◆ **ASSIGNMENT**
The reply should contain every line of the data, repeated exactly, and no pictures.

◆ **DATA TO USE**
+===+

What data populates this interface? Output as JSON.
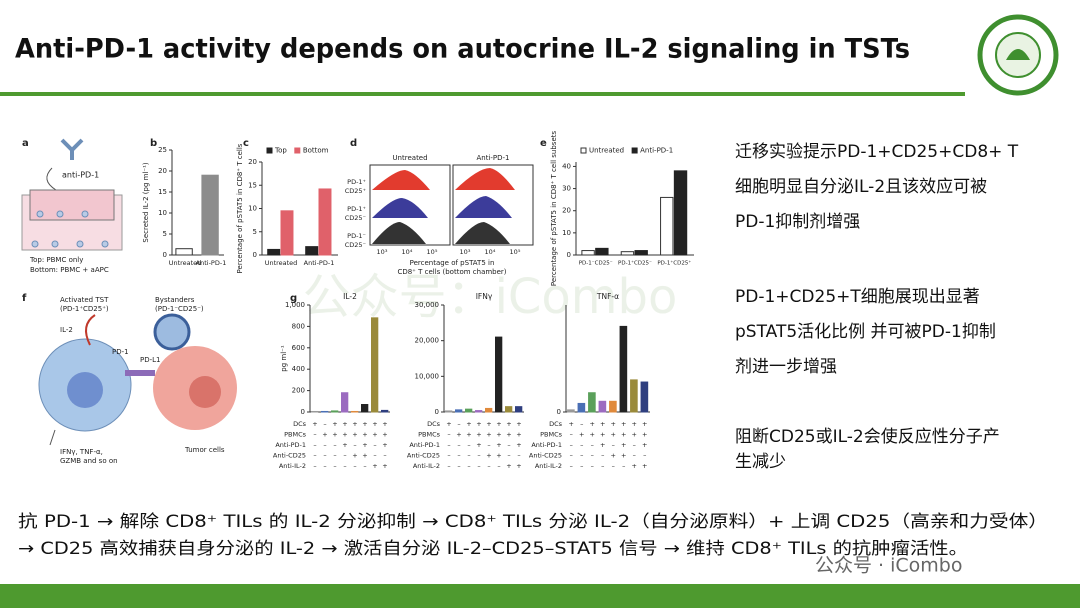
{
  "header": {
    "title": "Anti-PD-1 activity depends on autocrine IL-2 signaling in TSTs"
  },
  "watermark": "公众号：iCombo",
  "footer_watermark": "公众号 · iCombo",
  "notes": [
    [
      "迁移实验提示PD-1+CD25+CD8+ T",
      "细胞明显自分泌IL-2且该效应可被",
      "PD-1抑制剂增强"
    ],
    [
      "PD-1+CD25+T细胞展现出显著",
      "pSTAT5活化比例 并可被PD-1抑制",
      "剂进一步增强"
    ],
    [
      "阻断CD25或IL-2会使反应性分子产",
      "生减少"
    ]
  ],
  "summary": [
    "抗 PD-1 → 解除 CD8⁺  TILs 的 IL-2 分泌抑制 → CD8⁺  TILs 分泌 IL-2（自分泌原料）+ 上调 CD25（高亲和力受体）",
    "→ CD25 高效捕获自身分泌的 IL-2 → 激活自分泌 IL-2–CD25–STAT5 信号 → 维持 CD8⁺  TILs 的抗肿瘤活性。"
  ],
  "figure": {
    "a": {
      "letter": "a",
      "labels": [
        "anti-PD-1",
        "Top: PBMC only",
        "Bottom: PBMC + aAPC"
      ]
    },
    "b": {
      "letter": "b",
      "type": "bar",
      "ylabel": "Secreted IL-2 (pg ml⁻¹)",
      "categories": [
        "Untreated",
        "Anti-PD-1"
      ],
      "series": [
        {
          "colors": [
            "#ffffff",
            "#8c8c8c"
          ],
          "values": [
            1.5,
            19
          ]
        }
      ],
      "ylim": [
        0,
        25
      ],
      "yticks": [
        0,
        5,
        10,
        15,
        20,
        25
      ]
    },
    "c": {
      "letter": "c",
      "type": "bar",
      "ylabel": "Percentage of pSTAT5 in CD8⁺ T cells",
      "categories": [
        "Untreated",
        "Anti-PD-1"
      ],
      "series": [
        {
          "name": "Top",
          "color": "#222222",
          "values": [
            1.2,
            1.8
          ]
        },
        {
          "name": "Bottom",
          "color": "#e0616a",
          "values": [
            9.5,
            14.2
          ]
        }
      ],
      "ylim": [
        0,
        20
      ],
      "yticks": [
        0,
        5,
        10,
        15,
        20
      ]
    },
    "d": {
      "letter": "d",
      "columns": [
        "Untreated",
        "Anti-PD-1"
      ],
      "rows": [
        [
          "PD-1⁺",
          "CD25⁺"
        ],
        [
          "PD-1⁺",
          "CD25⁻"
        ],
        [
          "PD-1⁻",
          "CD25⁻"
        ]
      ],
      "xticks": [
        "10³",
        "10⁴",
        "10⁵"
      ],
      "xlabel": [
        "Percentage of pSTAT5 in",
        "CD8⁺ T cells (bottom chamber)"
      ]
    },
    "e": {
      "letter": "e",
      "type": "bar",
      "ylabel": "Percentage of pSTAT5 in CD8⁺ T cell subsets",
      "categories": [
        "PD-1⁻CD25⁻",
        "PD-1⁺CD25⁻",
        "PD-1⁺CD25⁺"
      ],
      "series": [
        {
          "name": "Untreated",
          "color": "#ffffff",
          "values": [
            2,
            1.5,
            26
          ]
        },
        {
          "name": "Anti-PD-1",
          "color": "#222222",
          "values": [
            3,
            2,
            38
          ]
        }
      ],
      "ylim": [
        0,
        42
      ],
      "yticks": [
        0,
        10,
        20,
        30,
        40
      ]
    },
    "f": {
      "letter": "f",
      "labels": [
        "Activated TST",
        "(PD-1⁺CD25⁺)",
        "Bystanders",
        "(PD-1⁻CD25⁻)",
        "IL-2",
        "PD-L1",
        "PD-1",
        "IFNγ, TNF-α,",
        "GZMB and so on",
        "Tumor cells"
      ]
    },
    "g": {
      "letter": "g",
      "conditions": {
        "rows": [
          "DCs",
          "PBMCs",
          "Anti-PD-1",
          "Anti-CD25",
          "Anti-IL-2"
        ],
        "signs": [
          [
            "+",
            "–",
            "+",
            "+",
            "+",
            "+",
            "+",
            "+"
          ],
          [
            "–",
            "+",
            "+",
            "+",
            "+",
            "+",
            "+",
            "+"
          ],
          [
            "–",
            "–",
            "–",
            "+",
            "–",
            "+",
            "–",
            "+"
          ],
          [
            "–",
            "–",
            "–",
            "–",
            "+",
            "+",
            "–",
            "–"
          ],
          [
            "–",
            "–",
            "–",
            "–",
            "–",
            "–",
            "+",
            "+"
          ]
        ]
      },
      "charts": [
        {
          "type": "bar",
          "title": "IL-2",
          "ylabel": "pg ml⁻¹",
          "ylim": [
            0,
            1000
          ],
          "yticks": [
            0,
            200,
            400,
            600,
            800,
            {
              "value": 1000,
              "label": "1,000"
            }
          ],
          "series": [
            {
              "colors": [
                "#999999",
                "#4a6fb5",
                "#5aa05a",
                "#9b6bc0",
                "#e08a3c",
                "#222222",
                "#9a8a3a",
                "#2f3f7f"
              ],
              "values": [
                5,
                5,
                10,
                180,
                5,
                70,
                880,
                15
              ]
            }
          ]
        },
        {
          "type": "bar",
          "title": "IFNγ",
          "ylim": [
            0,
            30000
          ],
          "yticks": [
            0,
            {
              "value": 10000,
              "label": "10,000"
            },
            {
              "value": 20000,
              "label": "20,000"
            },
            {
              "value": 30000,
              "label": "30,000"
            }
          ],
          "series": [
            {
              "colors": [
                "#999999",
                "#4a6fb5",
                "#5aa05a",
                "#9b6bc0",
                "#e08a3c",
                "#222222",
                "#9a8a3a",
                "#2f3f7f"
              ],
              "values": [
                300,
                600,
                800,
                400,
                1000,
                21000,
                1500,
                1500
              ]
            }
          ]
        },
        {
          "type": "bar",
          "title": "TNF-α",
          "ylim": [
            0,
            100
          ],
          "yticks": [
            0
          ],
          "series": [
            {
              "colors": [
                "#999999",
                "#4a6fb5",
                "#5aa05a",
                "#9b6bc0",
                "#e08a3c",
                "#222222",
                "#9a8a3a",
                "#2f3f7f"
              ],
              "values": [
                2,
                8,
                18,
                10,
                10,
                80,
                30,
                28
              ]
            }
          ]
        }
      ]
    }
  }
}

+===+

◆ **SOLUTION TO THIS TASK**
What data populates this interface? Output as JSON.
{
  "header": {
    "title": "Anti-PD-1 activity depends on autocrine IL-2 signaling in TSTs"
  },
  "watermark": "公众号：iCombo",
  "footer_watermark": "公众号 · iCombo",
  "notes": [
    [
      "迁移实验提示PD-1+CD25+CD8+ T",
      "细胞明显自分泌IL-2且该效应可被",
      "PD-1抑制剂增强"
    ],
    [
      "PD-1+CD25+T细胞展现出显著",
      "pSTAT5活化比例 并可被PD-1抑制",
      "剂进一步增强"
    ],
    [
      "阻断CD25或IL-2会使反应性分子产",
      "生减少"
    ]
  ],
  "summary": [
    "抗 PD-1 → 解除 CD8⁺  TILs 的 IL-2 分泌抑制 → CD8⁺  TILs 分泌 IL-2（自分泌原料）+ 上调 CD25（高亲和力受体）",
    "→ CD25 高效捕获自身分泌的 IL-2 → 激活自分泌 IL-2–CD25–STAT5 信号 → 维持 CD8⁺  TILs 的抗肿瘤活性。"
  ],
  "figure": {
    "a": {
      "letter": "a",
      "labels": [
        "anti-PD-1",
        "Top: PBMC only",
        "Bottom: PBMC + aAPC"
      ]
    },
    "b": {
      "letter": "b",
      "type": "bar",
      "ylabel": "Secreted IL-2 (pg ml⁻¹)",
      "categories": [
        "Untreated",
        "Anti-PD-1"
      ],
      "series": [
        {
          "colors": [
            "#ffffff",
            "#8c8c8c"
          ],
          "values": [
            1.5,
            19
          ]
        }
      ],
      "ylim": [
        0,
        25
      ],
      "yticks": [
        0,
        5,
        10,
        15,
        20,
        25
      ]
    },
    "c": {
      "letter": "c",
      "type": "bar",
      "ylabel": "Percentage of pSTAT5 in CD8⁺ T cells",
      "categories": [
        "Untreated",
        "Anti-PD-1"
      ],
      "series": [
        {
          "name": "Top",
          "color": "#222222",
          "values": [
            1.2,
            1.8
          ]
        },
        {
          "name": "Bottom",
          "color": "#e0616a",
          "values": [
            9.5,
            14.2
          ]
        }
      ],
      "ylim": [
        0,
        20
      ],
      "yticks": [
        0,
        5,
        10,
        15,
        20
      ]
    },
    "d": {
      "letter": "d",
      "columns": [
        "Untreated",
        "Anti-PD-1"
      ],
      "rows": [
        [
          "PD-1⁺",
          "CD25⁺"
        ],
        [
          "PD-1⁺",
          "CD25⁻"
        ],
        [
          "PD-1⁻",
          "CD25⁻"
        ]
      ],
      "xticks": [
        "10³",
        "10⁴",
        "10⁵"
      ],
      "xlabel": [
        "Percentage of pSTAT5 in",
        "CD8⁺ T cells (bottom chamber)"
      ]
    },
    "e": {
      "letter": "e",
      "type": "bar",
      "ylabel": "Percentage of pSTAT5 in CD8⁺ T cell subsets",
      "categories": [
        "PD-1⁻CD25⁻",
        "PD-1⁺CD25⁻",
        "PD-1⁺CD25⁺"
      ],
      "series": [
        {
          "name": "Untreated",
          "color": "#ffffff",
          "values": [
            2,
            1.5,
            26
          ]
        },
        {
          "name": "Anti-PD-1",
          "color": "#222222",
          "values": [
            3,
            2,
            38
          ]
        }
      ],
      "ylim": [
        0,
        42
      ],
      "yticks": [
        0,
        10,
        20,
        30,
        40
      ]
    },
    "f": {
      "letter": "f",
      "labels": [
        "Activated TST",
        "(PD-1⁺CD25⁺)",
        "Bystanders",
        "(PD-1⁻CD25⁻)",
        "IL-2",
        "PD-L1",
        "PD-1",
        "IFNγ, TNF-α,",
        "GZMB and so on",
        "Tumor cells"
      ]
    },
    "g": {
      "letter": "g",
      "conditions": {
        "rows": [
          "DCs",
          "PBMCs",
          "Anti-PD-1",
          "Anti-CD25",
          "Anti-IL-2"
        ],
        "signs": [
          [
            "+",
            "–",
            "+",
            "+",
            "+",
            "+",
            "+",
            "+"
          ],
          [
            "–",
            "+",
            "+",
            "+",
            "+",
            "+",
            "+",
            "+"
          ],
          [
            "–",
            "–",
            "–",
            "+",
            "–",
            "+",
            "–",
            "+"
          ],
          [
            "–",
            "–",
            "–",
            "–",
            "+",
            "+",
            "–",
            "–"
          ],
          [
            "–",
            "–",
            "–",
            "–",
            "–",
            "–",
            "+",
            "+"
          ]
        ]
      },
      "charts": [
        {
          "type": "bar",
          "title": "IL-2",
          "ylabel": "pg ml⁻¹",
          "ylim": [
            0,
            1000
          ],
          "yticks": [
            0,
            200,
            400,
            600,
            800,
            {
              "value": 1000,
              "label": "1,000"
            }
          ],
          "series": [
            {
              "colors": [
                "#999999",
                "#4a6fb5",
                "#5aa05a",
                "#9b6bc0",
                "#e08a3c",
                "#222222",
                "#9a8a3a",
                "#2f3f7f"
              ],
              "values": [
                5,
                5,
                10,
                180,
                5,
                70,
                880,
                15
              ]
            }
          ]
        },
        {
          "type": "bar",
          "title": "IFNγ",
          "ylim": [
            0,
            30000
          ],
          "yticks": [
            0,
            {
              "value": 10000,
              "label": "10,000"
            },
            {
              "value": 20000,
              "label": "20,000"
            },
            {
              "value": 30000,
              "label": "30,000"
            }
          ],
          "series": [
            {
              "colors": [
                "#999999",
                "#4a6fb5",
                "#5aa05a",
                "#9b6bc0",
                "#e08a3c",
                "#222222",
                "#9a8a3a",
                "#2f3f7f"
              ],
              "values": [
                300,
                600,
                800,
                400,
                1000,
                21000,
                1500,
                1500
              ]
            }
          ]
        },
        {
          "type": "bar",
          "title": "TNF-α",
          "ylim": [
            0,
            100
          ],
          "yticks": [
            0
          ],
          "series": [
            {
              "colors": [
                "#999999",
                "#4a6fb5",
                "#5aa05a",
                "#9b6bc0",
                "#e08a3c",
                "#222222",
                "#9a8a3a",
                "#2f3f7f"
              ],
              "values": [
                2,
                8,
                18,
                10,
                10,
                80,
                30,
                28
              ]
            }
          ]
        }
      ]
    }
  }
}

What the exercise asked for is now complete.